Stored records:
□ □ □ □
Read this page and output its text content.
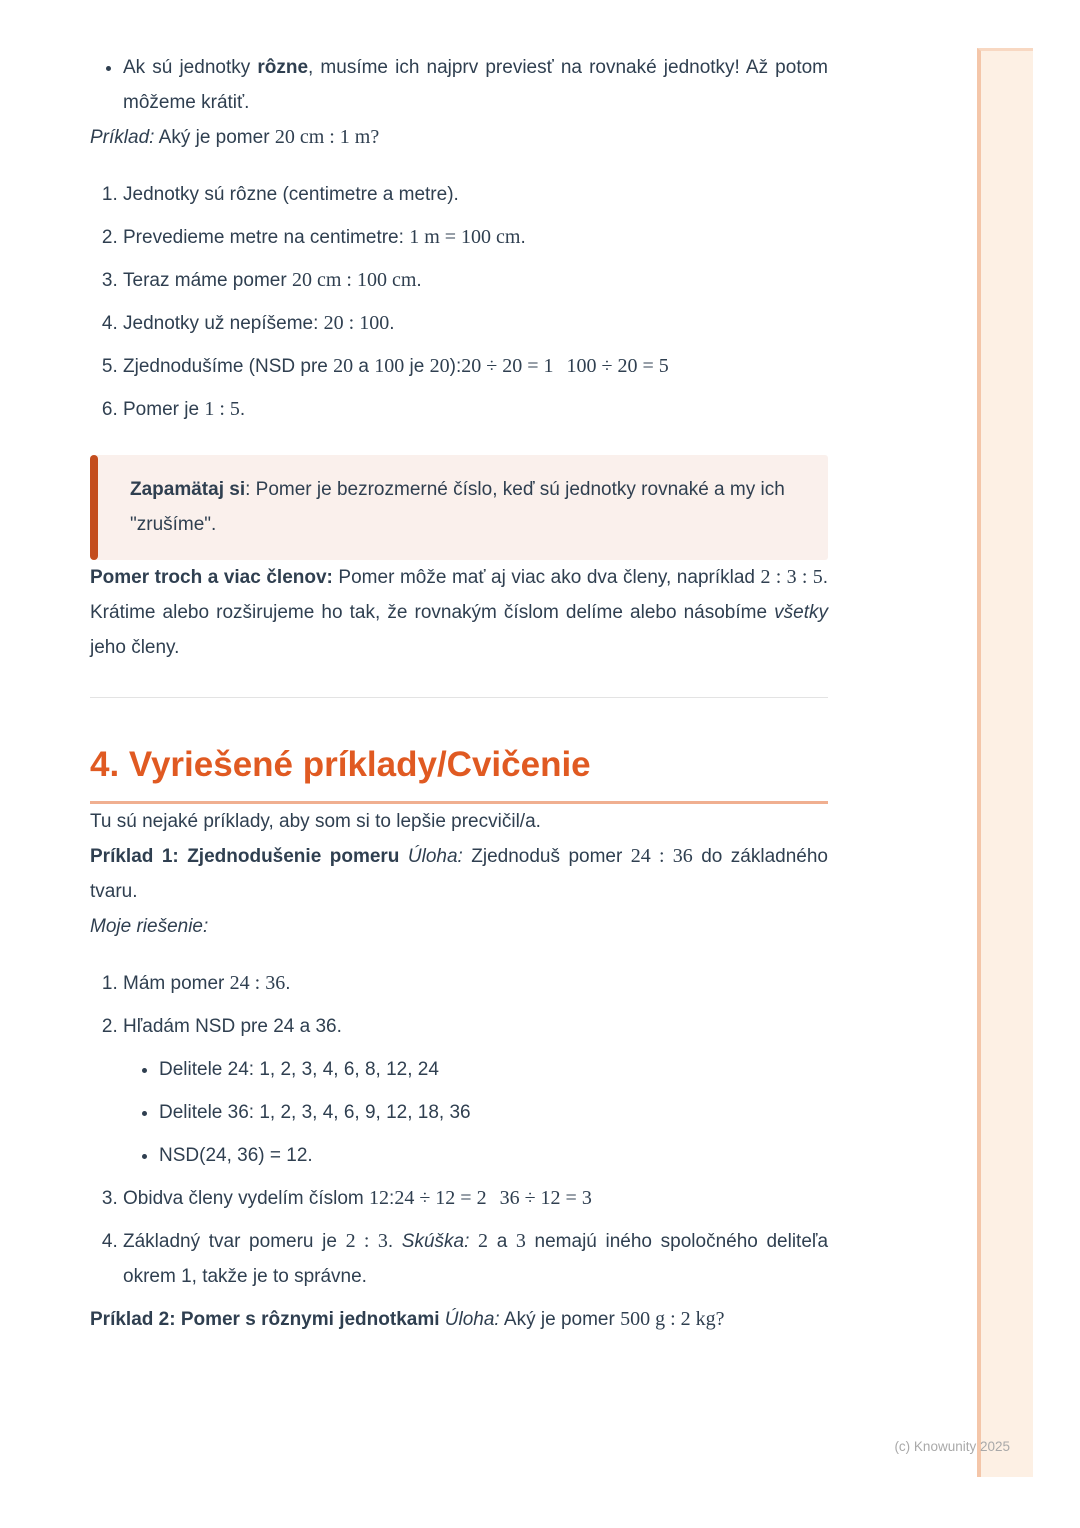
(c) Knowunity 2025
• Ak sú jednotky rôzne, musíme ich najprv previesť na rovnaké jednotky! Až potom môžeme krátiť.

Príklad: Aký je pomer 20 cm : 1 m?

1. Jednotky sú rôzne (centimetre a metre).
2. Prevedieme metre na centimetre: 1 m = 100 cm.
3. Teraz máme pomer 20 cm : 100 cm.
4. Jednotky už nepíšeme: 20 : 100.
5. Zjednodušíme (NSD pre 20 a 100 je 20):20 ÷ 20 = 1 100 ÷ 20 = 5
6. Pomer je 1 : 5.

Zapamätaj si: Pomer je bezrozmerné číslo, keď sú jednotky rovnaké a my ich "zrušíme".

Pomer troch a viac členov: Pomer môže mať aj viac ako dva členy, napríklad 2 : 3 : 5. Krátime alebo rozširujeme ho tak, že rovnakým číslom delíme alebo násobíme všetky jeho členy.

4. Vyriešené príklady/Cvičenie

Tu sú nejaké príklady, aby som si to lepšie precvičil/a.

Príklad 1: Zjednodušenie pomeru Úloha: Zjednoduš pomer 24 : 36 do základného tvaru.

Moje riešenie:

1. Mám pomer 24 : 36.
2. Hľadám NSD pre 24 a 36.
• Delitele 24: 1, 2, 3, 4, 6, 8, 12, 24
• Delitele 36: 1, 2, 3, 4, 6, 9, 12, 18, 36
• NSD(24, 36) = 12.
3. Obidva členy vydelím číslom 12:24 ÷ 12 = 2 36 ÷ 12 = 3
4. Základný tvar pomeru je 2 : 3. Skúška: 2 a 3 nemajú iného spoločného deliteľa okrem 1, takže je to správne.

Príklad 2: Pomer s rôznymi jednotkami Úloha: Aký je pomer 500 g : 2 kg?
□ □ □ □
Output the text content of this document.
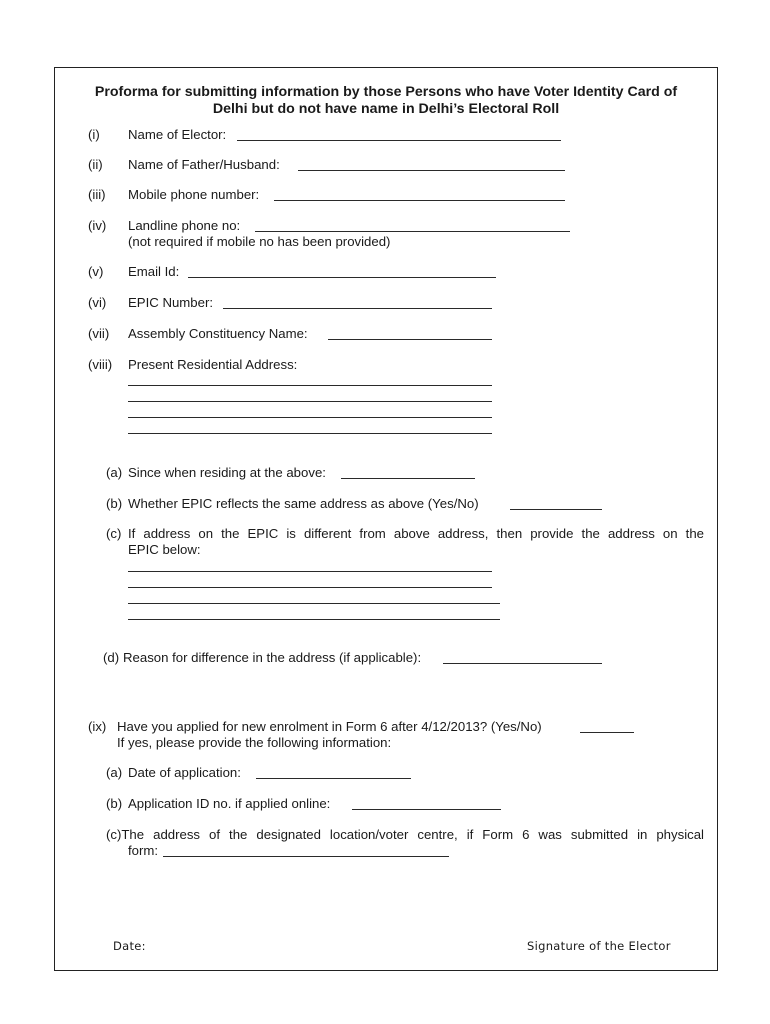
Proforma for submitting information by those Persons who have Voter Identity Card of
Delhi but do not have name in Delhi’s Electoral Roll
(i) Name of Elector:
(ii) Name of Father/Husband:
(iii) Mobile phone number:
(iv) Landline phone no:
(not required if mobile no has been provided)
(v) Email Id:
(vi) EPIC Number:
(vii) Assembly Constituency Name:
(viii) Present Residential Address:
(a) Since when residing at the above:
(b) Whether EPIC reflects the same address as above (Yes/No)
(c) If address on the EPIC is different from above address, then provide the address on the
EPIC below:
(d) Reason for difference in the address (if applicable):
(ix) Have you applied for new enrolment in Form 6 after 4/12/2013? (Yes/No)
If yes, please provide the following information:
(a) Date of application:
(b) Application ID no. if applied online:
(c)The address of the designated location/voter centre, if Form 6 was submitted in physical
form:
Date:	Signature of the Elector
□ □ □ □
● Exercise aim:
Copy in full each line that holds the word "rôzne".

● Task answer:
• Ak sú jednotky rôzne, musíme ich najprv previesť na rovnaké jednotky! Až potom môžeme krátiť.
1. Jednotky sú rôzne (centimetre a metre).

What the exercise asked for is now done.